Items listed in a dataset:
************

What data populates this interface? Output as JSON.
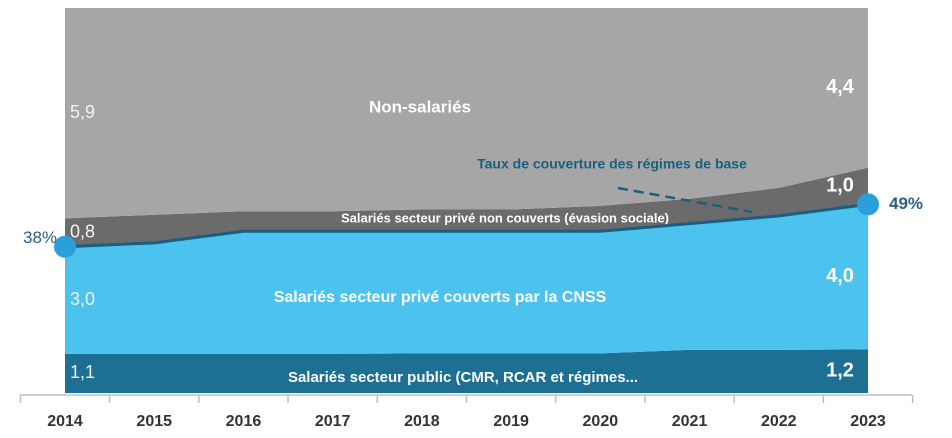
{
  "chart_data": {
    "type": "stacked_area",
    "stacking": "percent",
    "categories": [
      "2014",
      "2015",
      "2016",
      "2017",
      "2018",
      "2019",
      "2020",
      "2021",
      "2022",
      "2023"
    ],
    "series": [
      {
        "name": "Salariés secteur public (CMR, RCAR et régimes...",
        "color": "#1d6f93",
        "values": [
          1.1,
          1.1,
          1.1,
          1.1,
          1.1,
          1.1,
          1.1,
          1.2,
          1.2,
          1.2
        ],
        "value_labels": [
          "1,1",
          null,
          null,
          null,
          null,
          null,
          null,
          null,
          null,
          "1,2"
        ]
      },
      {
        "name": "Salariés secteur privé couverts par la CNSS",
        "color": "#4cc3ef",
        "values": [
          3.0,
          3.1,
          3.4,
          3.4,
          3.4,
          3.4,
          3.4,
          3.5,
          3.7,
          4.0
        ],
        "value_labels": [
          "3,0",
          null,
          null,
          null,
          null,
          null,
          null,
          null,
          null,
          "4,0"
        ]
      },
      {
        "name": "Salariés secteur privé non couverts (évasion sociale)",
        "color": "#6b6b6b",
        "values": [
          0.8,
          0.8,
          0.6,
          0.6,
          0.6,
          0.6,
          0.7,
          0.7,
          0.8,
          1.0
        ],
        "value_labels": [
          "0,8",
          null,
          null,
          null,
          null,
          null,
          null,
          null,
          null,
          "1,0"
        ]
      },
      {
        "name": "Non-salariés",
        "color": "#a6a6a6",
        "values": [
          5.9,
          5.8,
          5.7,
          5.7,
          5.6,
          5.6,
          5.5,
          5.3,
          5.0,
          4.4
        ],
        "value_labels": [
          "5,9",
          null,
          null,
          null,
          null,
          null,
          null,
          null,
          null,
          "4,4"
        ]
      }
    ],
    "coverage_rate": {
      "name": "Taux de couverture des régimes de base",
      "color": "#1b5e80",
      "marker_color": "#2a9fd8",
      "values": [
        38,
        39,
        42,
        42,
        42,
        42,
        42,
        44,
        46,
        49
      ],
      "value_labels": [
        "38%",
        null,
        null,
        null,
        null,
        null,
        null,
        null,
        null,
        "49%"
      ]
    }
  }
}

************

-- WHAT TO DO --
All of the records need repeating exactly, except for the pictures.

-- RESPONSE --
What data populates this interface? Output as JSON.
{
  "chart_data": {
    "type": "stacked_area",
    "stacking": "percent",
    "categories": [
      "2014",
      "2015",
      "2016",
      "2017",
      "2018",
      "2019",
      "2020",
      "2021",
      "2022",
      "2023"
    ],
    "series": [
      {
        "name": "Salariés secteur public (CMR, RCAR et régimes...",
        "color": "#1d6f93",
        "values": [
          1.1,
          1.1,
          1.1,
          1.1,
          1.1,
          1.1,
          1.1,
          1.2,
          1.2,
          1.2
        ],
        "value_labels": [
          "1,1",
          null,
          null,
          null,
          null,
          null,
          null,
          null,
          null,
          "1,2"
        ]
      },
      {
        "name": "Salariés secteur privé couverts par la CNSS",
        "color": "#4cc3ef",
        "values": [
          3.0,
          3.1,
          3.4,
          3.4,
          3.4,
          3.4,
          3.4,
          3.5,
          3.7,
          4.0
        ],
        "value_labels": [
          "3,0",
          null,
          null,
          null,
          null,
          null,
          null,
          null,
          null,
          "4,0"
        ]
      },
      {
        "name": "Salariés secteur privé non couverts (évasion sociale)",
        "color": "#6b6b6b",
        "values": [
          0.8,
          0.8,
          0.6,
          0.6,
          0.6,
          0.6,
          0.7,
          0.7,
          0.8,
          1.0
        ],
        "value_labels": [
          "0,8",
          null,
          null,
          null,
          null,
          null,
          null,
          null,
          null,
          "1,0"
        ]
      },
      {
        "name": "Non-salariés",
        "color": "#a6a6a6",
        "values": [
          5.9,
          5.8,
          5.7,
          5.7,
          5.6,
          5.6,
          5.5,
          5.3,
          5.0,
          4.4
        ],
        "value_labels": [
          "5,9",
          null,
          null,
          null,
          null,
          null,
          null,
          null,
          null,
          "4,4"
        ]
      }
    ],
    "coverage_rate": {
      "name": "Taux de couverture des régimes de base",
      "color": "#1b5e80",
      "marker_color": "#2a9fd8",
      "values": [
        38,
        39,
        42,
        42,
        42,
        42,
        42,
        44,
        46,
        49
      ],
      "value_labels": [
        "38%",
        null,
        null,
        null,
        null,
        null,
        null,
        null,
        null,
        "49%"
      ]
    }
  }
}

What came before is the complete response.